[Given text]
-----
It’s been several weeks since I posted anything about my Udacity CS101 course… mostly because over the past several weeks I’ve been spending every evening working on the course and not blogging about it. But now I’ve completed all 7 units, and the final exam, the grading robots are hard at work, and I’m waiting on my exam grade.

While I haven’t been blogging about CS101, I have been making notes. So now let me try to stitch my notes together into a semi-coherent post.

First of all, there’s been a hell of a lot written about Udacity, MITx, and disruptive innovation in higher ed generally, both in the higher ed press (The Chronicle, Inside Higher Ed, etc.) and the mainstream press (Wired, the NY Times, etc.). I won’t even try to sum it all up. But if you’re in higher ed and you’re not keeping up on these developments, well, all I can say is, you’re part of the problem.

There are two pieces that I will mention, however: One, Yvonne wrote a post on the CIT blog about her experience in MITx 6.002x: Circuits & Electronics, MITx: A view from the inside. Two, for my money, the most interesting piece on disruptive innovation in higher ed that I’ve read so far is Kevin Carey’s piece in The New Republic, The Higher Education Monopoly is Crumbling As We Speak.

Now on to CS101.

It was in about week 5 that I started to feel like a real student: the self-assessments were getting difficult, and I was actually concerned about getting the correct answers on the homeworks. Even though I enrolled in the course largely to experience their instructional design, I very quickly came to actually care about doing well in the course. I was also in it for the Python, of course, and so my geek pride demanded that I do well on that front. And, on that front, I have learned a good deal about Python. Evans, the instructor, kept it as simple as possible, and as a student I appreciate that, and as an instructor understand why he did so. But even so, we still learned a lot of Python, even if we only scratched the surface.

And now I’m a total Python convert. For the homeworks we often had to write code, and of course for the final exam. I tried as much as possible to use only the Python that we had learned in the course. Even though it was clear that not all students were doing that, as evidenced on the discussion boards, and even according to a comment that Evans and his TA Peter made in one of the office hours videos. But at certain points I thought it would be easier to just “cheat” and look up Python functions that we hadn’t learned in the course and use those. But honestly, I don’t really consider that cheating: if (part of) the point of the course was to learn Python, then teaching myself more Python surely isn’t cheating. But I’m telling you this as a way of explaining why I’m a Python convert: because every time I thought, “hm, maybe there’s a built-in function that will allow me to do X,” I went looking, and lo and behold, there is such a function! I read a comment in some discussion board post to the effect that “Python makes the difficult simple, the impossible feasible.” I totally buy it.
-----
[Collected material]
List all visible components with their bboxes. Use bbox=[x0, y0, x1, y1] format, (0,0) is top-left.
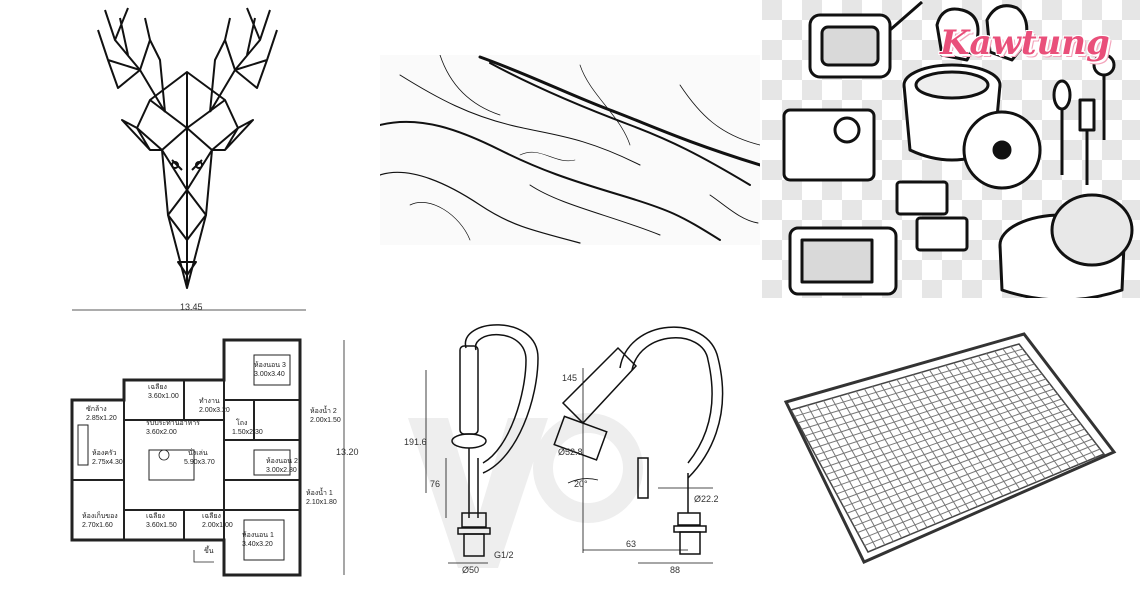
-----
[Task objective] In the blog post about the CS101 course, in about which week did the writer start to feel like a real student?

[Reply to the task] About week 5.